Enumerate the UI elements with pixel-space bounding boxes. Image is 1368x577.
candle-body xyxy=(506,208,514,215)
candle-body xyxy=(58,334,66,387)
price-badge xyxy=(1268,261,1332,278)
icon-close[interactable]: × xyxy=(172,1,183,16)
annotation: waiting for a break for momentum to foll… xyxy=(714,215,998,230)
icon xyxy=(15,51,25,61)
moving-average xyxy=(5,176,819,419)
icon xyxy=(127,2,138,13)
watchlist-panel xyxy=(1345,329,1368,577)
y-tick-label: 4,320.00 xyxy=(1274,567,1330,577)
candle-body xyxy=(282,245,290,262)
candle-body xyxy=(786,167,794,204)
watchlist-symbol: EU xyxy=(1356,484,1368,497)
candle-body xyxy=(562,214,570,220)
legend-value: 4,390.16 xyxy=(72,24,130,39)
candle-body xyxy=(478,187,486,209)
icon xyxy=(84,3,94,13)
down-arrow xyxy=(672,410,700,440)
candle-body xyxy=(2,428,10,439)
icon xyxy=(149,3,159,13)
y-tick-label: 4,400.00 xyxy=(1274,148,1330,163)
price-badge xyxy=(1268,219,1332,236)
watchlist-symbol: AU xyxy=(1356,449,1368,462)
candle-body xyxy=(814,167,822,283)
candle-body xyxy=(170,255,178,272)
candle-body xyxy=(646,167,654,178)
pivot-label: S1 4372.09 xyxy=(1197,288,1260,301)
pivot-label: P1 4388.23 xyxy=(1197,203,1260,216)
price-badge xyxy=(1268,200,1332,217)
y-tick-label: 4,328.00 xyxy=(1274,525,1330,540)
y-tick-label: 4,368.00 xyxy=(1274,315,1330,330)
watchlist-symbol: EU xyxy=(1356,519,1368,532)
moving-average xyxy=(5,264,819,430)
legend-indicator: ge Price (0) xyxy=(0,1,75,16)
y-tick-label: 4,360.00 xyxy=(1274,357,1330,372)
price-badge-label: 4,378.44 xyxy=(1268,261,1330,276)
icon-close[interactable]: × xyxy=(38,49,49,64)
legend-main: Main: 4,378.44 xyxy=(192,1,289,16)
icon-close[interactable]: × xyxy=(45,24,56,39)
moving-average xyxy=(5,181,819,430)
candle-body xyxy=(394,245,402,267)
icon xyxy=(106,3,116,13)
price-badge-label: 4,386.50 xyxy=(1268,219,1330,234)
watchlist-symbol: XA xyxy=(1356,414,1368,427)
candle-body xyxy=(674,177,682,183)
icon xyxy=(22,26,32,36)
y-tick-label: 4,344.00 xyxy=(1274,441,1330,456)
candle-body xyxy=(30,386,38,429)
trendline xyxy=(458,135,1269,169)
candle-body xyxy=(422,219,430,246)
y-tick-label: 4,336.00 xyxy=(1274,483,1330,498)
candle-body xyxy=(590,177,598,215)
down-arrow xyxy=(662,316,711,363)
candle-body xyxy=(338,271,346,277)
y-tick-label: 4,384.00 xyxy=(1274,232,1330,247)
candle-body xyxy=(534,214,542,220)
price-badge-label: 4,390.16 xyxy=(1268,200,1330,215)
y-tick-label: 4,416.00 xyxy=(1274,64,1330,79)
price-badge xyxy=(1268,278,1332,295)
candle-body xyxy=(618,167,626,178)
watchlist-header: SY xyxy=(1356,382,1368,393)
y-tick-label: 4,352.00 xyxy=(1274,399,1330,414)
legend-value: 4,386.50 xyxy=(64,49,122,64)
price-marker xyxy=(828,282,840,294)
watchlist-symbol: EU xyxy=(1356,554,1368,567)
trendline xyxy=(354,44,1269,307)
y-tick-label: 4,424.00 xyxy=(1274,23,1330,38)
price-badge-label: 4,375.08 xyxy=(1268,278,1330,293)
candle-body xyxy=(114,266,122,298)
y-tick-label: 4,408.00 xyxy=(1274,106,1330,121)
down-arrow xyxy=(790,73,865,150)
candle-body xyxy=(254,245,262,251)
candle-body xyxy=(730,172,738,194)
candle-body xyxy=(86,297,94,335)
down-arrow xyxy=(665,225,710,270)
_ _ _ _
### WHAT TO WORK ON
Give every line of the entries above as a JSON list of strings, one string per line and with blank lines left out.

### FULL SOLUTION
[
  "Enumerate the UI elements with pixel-space bounding boxes. Image is 1368x577.",
  "candle-body xyxy=(506,208,514,215)",
  "candle-body xyxy=(58,334,66,387)",
  "price-badge xyxy=(1268,261,1332,278)",
  "icon-close[interactable]: × xyxy=(172,1,183,16)",
  "annotation: waiting for a break for momentum to foll… xyxy=(714,215,998,230)",
  "icon xyxy=(15,51,25,61)",
  "moving-average xyxy=(5,176,819,419)",
  "icon xyxy=(127,2,138,13)",
  "watchlist-panel xyxy=(1345,329,1368,577)",
  "y-tick-label: 4,320.00 xyxy=(1274,567,1330,577)",
  "candle-body xyxy=(282,245,290,262)",
  "candle-body xyxy=(786,167,794,204)",
  "watchlist-symbol: EU xyxy=(1356,484,1368,497)",
  "candle-body xyxy=(562,214,570,220)",
  "legend-value: 4,390.16 xyxy=(72,24,130,39)",
  "candle-body xyxy=(478,187,486,209)",
  "icon xyxy=(84,3,94,13)",
  "down-arrow xyxy=(672,410,700,440)",
  "candle-body xyxy=(2,428,10,439)",
  "icon xyxy=(149,3,159,13)",
  "y-tick-label: 4,400.00 xyxy=(1274,148,1330,163)",
  "price-badge xyxy=(1268,219,1332,236)",
  "watchlist-symbol: AU xyxy=(1356,449,1368,462)",
  "candle-body xyxy=(814,167,822,283)",
  "candle-body xyxy=(170,255,178,272)",
  "candle-body xyxy=(646,167,654,178)",
  "pivot-label: S1 4372.09 xyxy=(1197,288,1260,301)",
  "pivot-label: P1 4388.23 xyxy=(1197,203,1260,216)",
  "price-badge xyxy=(1268,200,1332,217)",
  "y-tick-label: 4,328.00 xyxy=(1274,525,1330,540)",
  "y-tick-label: 4,368.00 xyxy=(1274,315,1330,330)",
  "watchlist-symbol: EU xyxy=(1356,519,1368,532)",
  "moving-average xyxy=(5,264,819,430)",
  "legend-indicator: ge Price (0) xyxy=(0,1,75,16)",
  "y-tick-label: 4,360.00 xyxy=(1274,357,1330,372)",
  "price-badge-label: 4,378.44 xyxy=(1268,261,1330,276)",
  "icon-close[interactable]: × xyxy=(38,49,49,64)",
  "legend-main: Main: 4,378.44 xyxy=(192,1,289,16)",
  "icon-close[interactable]: × xyxy=(45,24,56,39)",
  "moving-average xyxy=(5,181,819,430)",
  "candle-body xyxy=(394,245,402,267)",
  "icon xyxy=(106,3,116,13)",
  "price-badge-label: 4,386.50 xyxy=(1268,219,1330,234)",
  "watchlist-symbol: XA xyxy=(1356,414,1368,427)",
  "candle-body xyxy=(674,177,682,183)",
  "icon xyxy=(22,26,32,36)",
  "y-tick-label: 4,344.00 xyxy=(1274,441,1330,456)",
  "candle-body xyxy=(30,386,38,429)",
  "trendline xyxy=(458,135,1269,169)",
  "candle-body xyxy=(422,219,430,246)",
  "y-tick-label: 4,336.00 xyxy=(1274,483,1330,498)",
  "candle-body xyxy=(590,177,598,215)",
  "down-arrow xyxy=(662,316,711,363)",
  "candle-body xyxy=(338,271,346,277)",
  "y-tick-label: 4,384.00 xyxy=(1274,232,1330,247)",
  "candle-body xyxy=(534,214,542,220)",
  "price-badge-label: 4,390.16 xyxy=(1268,200,1330,215)",
  "y-tick-label: 4,416.00 xyxy=(1274,64,1330,79)",
  "price-badge xyxy=(1268,278,1332,295)",
  "candle-body xyxy=(618,167,626,178)",
  "watchlist-header: SY xyxy=(1356,382,1368,393)",
  "y-tick-label: 4,352.00 xyxy=(1274,399,1330,414)",
  "legend-value: 4,386.50 xyxy=(64,49,122,64)",
  "price-marker xyxy=(828,282,840,294)",
  "watchlist-symbol: EU xyxy=(1356,554,1368,567)",
  "trendline xyxy=(354,44,1269,307)",
  "y-tick-label: 4,424.00 xyxy=(1274,23,1330,38)",
  "price-badge-label: 4,375.08 xyxy=(1268,278,1330,293)",
  "candle-body xyxy=(114,266,122,298)",
  "y-tick-label: 4,408.00 xyxy=(1274,106,1330,121)",
  "down-arrow xyxy=(790,73,865,150)",
  "candle-body xyxy=(254,245,262,251)",
  "candle-body xyxy=(730,172,738,194)",
  "candle-body xyxy=(86,297,94,335)",
  "down-arrow xyxy=(665,225,710,270)"
]